■ **Exercise description**
Copy out, line for line, the stretch of the material from the start through the line containing "caret-icon[interactable] [271,48,280,54]", including that line.

Spatial annotation entries
* * * * * * *
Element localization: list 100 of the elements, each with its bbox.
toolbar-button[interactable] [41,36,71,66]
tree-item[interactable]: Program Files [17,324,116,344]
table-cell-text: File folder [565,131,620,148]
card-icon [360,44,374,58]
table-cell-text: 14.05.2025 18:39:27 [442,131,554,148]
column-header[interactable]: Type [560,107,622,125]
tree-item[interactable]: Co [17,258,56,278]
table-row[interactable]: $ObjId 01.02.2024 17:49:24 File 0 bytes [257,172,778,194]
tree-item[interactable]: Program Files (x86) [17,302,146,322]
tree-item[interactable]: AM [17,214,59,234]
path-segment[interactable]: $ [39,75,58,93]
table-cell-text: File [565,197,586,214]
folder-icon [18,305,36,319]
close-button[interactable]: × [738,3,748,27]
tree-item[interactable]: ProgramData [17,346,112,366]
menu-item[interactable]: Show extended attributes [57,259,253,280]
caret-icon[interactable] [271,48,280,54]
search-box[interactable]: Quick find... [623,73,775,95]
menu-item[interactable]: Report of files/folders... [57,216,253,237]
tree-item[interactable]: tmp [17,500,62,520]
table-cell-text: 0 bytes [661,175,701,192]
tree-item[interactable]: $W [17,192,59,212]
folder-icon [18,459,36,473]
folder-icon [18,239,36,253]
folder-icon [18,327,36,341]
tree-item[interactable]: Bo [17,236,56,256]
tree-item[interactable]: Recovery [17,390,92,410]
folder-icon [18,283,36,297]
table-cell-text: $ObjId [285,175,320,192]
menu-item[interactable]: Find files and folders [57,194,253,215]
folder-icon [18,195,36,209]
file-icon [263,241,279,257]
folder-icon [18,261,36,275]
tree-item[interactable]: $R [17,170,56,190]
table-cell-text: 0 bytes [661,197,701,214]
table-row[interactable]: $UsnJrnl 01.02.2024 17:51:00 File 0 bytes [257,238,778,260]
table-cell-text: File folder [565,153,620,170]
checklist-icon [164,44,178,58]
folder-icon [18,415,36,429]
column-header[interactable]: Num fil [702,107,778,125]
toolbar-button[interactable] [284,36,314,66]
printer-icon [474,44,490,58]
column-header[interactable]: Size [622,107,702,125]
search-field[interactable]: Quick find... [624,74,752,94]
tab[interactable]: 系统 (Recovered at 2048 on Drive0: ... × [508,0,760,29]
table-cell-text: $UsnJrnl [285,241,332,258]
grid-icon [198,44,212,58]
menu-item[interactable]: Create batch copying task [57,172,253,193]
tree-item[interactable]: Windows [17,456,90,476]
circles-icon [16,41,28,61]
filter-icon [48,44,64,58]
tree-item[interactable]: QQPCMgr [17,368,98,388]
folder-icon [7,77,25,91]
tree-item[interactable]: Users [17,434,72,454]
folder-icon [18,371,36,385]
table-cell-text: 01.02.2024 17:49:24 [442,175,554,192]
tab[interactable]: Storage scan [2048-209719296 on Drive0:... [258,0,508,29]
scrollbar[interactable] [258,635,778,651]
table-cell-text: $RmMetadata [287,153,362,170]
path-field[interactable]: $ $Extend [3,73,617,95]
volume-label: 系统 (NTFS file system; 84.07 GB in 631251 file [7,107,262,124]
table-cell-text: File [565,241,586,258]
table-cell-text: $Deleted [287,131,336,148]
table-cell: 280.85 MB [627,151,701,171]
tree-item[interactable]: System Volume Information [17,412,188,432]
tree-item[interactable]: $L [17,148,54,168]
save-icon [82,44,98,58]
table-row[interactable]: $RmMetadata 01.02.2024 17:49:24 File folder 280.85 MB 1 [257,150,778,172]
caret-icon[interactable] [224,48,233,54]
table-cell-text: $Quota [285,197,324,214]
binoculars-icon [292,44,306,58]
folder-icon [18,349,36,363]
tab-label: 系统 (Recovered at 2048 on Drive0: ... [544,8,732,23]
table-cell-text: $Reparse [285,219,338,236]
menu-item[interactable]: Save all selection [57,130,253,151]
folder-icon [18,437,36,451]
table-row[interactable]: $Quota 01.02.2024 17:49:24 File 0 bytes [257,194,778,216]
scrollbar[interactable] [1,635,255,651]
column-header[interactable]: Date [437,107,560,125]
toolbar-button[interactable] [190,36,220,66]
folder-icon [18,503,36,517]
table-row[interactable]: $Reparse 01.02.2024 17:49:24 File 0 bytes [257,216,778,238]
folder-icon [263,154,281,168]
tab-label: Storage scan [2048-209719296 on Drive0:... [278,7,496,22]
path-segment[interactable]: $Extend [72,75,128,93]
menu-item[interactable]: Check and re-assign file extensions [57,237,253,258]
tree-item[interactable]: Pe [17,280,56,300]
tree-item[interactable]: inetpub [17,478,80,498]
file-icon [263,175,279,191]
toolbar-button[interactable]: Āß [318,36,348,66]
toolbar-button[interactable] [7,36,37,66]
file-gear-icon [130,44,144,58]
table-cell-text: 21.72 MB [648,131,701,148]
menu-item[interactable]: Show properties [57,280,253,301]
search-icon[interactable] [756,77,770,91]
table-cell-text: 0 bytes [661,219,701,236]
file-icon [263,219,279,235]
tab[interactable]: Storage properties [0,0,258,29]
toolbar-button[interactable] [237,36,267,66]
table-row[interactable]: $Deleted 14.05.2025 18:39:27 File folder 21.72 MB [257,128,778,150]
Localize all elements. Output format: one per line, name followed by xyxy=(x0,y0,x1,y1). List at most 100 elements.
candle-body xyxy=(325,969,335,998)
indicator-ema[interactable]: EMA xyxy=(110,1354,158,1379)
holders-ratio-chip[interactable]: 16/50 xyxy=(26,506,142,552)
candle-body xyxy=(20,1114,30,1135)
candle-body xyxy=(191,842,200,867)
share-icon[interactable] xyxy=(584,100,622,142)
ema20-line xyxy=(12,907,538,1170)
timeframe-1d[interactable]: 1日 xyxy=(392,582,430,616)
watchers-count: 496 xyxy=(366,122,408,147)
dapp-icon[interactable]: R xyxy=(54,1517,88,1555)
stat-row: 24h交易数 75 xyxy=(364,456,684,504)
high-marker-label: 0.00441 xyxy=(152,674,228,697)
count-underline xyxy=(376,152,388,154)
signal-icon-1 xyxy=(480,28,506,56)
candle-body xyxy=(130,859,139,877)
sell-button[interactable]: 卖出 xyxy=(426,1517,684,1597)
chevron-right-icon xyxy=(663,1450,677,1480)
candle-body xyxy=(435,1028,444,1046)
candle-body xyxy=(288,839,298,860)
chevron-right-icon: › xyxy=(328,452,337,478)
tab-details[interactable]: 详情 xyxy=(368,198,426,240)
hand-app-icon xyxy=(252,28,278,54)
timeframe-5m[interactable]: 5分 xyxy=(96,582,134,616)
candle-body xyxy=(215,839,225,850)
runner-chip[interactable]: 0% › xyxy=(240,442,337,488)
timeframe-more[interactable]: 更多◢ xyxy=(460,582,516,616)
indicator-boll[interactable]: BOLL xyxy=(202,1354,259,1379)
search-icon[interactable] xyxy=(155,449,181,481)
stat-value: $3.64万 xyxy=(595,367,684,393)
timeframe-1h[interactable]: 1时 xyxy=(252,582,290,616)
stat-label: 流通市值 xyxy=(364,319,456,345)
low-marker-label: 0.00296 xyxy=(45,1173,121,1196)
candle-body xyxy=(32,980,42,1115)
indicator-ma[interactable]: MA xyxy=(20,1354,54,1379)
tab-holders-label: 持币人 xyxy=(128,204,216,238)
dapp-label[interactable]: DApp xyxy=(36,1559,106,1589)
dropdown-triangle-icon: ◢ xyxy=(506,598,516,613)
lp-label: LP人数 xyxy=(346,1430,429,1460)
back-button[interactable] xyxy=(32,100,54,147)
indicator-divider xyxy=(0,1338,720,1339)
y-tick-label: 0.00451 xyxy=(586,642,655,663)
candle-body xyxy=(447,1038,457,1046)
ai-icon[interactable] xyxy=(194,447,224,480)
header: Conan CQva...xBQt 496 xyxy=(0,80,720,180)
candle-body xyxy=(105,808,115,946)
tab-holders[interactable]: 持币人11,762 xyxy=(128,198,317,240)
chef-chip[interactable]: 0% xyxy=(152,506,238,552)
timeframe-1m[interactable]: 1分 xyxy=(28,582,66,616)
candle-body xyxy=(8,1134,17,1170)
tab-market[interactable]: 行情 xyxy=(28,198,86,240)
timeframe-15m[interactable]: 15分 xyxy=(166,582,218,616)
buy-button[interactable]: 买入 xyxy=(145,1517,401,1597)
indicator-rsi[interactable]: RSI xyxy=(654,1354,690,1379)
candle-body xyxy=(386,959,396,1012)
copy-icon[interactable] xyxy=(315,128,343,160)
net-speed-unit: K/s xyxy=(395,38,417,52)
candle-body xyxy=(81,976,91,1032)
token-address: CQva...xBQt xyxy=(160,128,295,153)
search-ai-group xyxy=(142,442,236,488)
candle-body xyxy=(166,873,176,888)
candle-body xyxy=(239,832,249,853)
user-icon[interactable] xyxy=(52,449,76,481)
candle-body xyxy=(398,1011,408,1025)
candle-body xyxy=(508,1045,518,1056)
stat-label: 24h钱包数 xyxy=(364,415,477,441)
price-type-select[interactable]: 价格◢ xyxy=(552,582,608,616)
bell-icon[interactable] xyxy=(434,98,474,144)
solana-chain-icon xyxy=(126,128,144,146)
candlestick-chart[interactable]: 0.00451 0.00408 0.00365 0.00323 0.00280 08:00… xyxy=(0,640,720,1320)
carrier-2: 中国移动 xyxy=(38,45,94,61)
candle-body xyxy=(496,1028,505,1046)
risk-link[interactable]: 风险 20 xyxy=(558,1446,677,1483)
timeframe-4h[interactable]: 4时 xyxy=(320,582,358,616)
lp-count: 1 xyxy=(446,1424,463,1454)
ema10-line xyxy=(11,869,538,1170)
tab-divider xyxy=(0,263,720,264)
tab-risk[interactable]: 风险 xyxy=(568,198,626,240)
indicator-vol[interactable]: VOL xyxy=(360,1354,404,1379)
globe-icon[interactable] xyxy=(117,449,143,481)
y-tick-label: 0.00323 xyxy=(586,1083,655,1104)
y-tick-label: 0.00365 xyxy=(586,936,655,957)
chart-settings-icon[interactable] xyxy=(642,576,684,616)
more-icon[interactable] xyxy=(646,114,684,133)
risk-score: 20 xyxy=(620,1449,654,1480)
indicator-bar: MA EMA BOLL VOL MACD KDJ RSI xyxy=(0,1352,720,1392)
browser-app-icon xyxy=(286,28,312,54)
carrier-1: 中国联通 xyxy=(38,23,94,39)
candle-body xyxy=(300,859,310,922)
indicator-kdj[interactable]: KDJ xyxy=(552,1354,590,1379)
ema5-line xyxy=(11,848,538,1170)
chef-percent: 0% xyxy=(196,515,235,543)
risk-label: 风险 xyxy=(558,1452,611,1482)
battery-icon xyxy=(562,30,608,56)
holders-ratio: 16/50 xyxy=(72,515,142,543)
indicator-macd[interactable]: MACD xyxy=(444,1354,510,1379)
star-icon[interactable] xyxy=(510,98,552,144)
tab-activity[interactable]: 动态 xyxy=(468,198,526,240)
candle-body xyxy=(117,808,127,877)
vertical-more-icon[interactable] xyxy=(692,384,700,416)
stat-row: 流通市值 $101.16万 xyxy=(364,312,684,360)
* * * * * * *
■ **The answer**
Element localization: list 100 of the elements, each with its bbox.
toolbar-button[interactable] [41,36,71,66]
tree-item[interactable]: Program Files [17,324,116,344]
table-cell-text: File folder [565,131,620,148]
card-icon [360,44,374,58]
table-cell-text: 14.05.2025 18:39:27 [442,131,554,148]
column-header[interactable]: Type [560,107,622,125]
tree-item[interactable]: Co [17,258,56,278]
table-row[interactable]: $ObjId 01.02.2024 17:49:24 File 0 bytes [257,172,778,194]
tree-item[interactable]: Program Files (x86) [17,302,146,322]
tree-item[interactable]: AM [17,214,59,234]
path-segment[interactable]: $ [39,75,58,93]
table-cell-text: File [565,197,586,214]
folder-icon [18,305,36,319]
close-button[interactable]: × [738,3,748,27]
tree-item[interactable]: ProgramData [17,346,112,366]
menu-item[interactable]: Show extended attributes [57,259,253,280]
caret-icon[interactable] [271,48,280,54]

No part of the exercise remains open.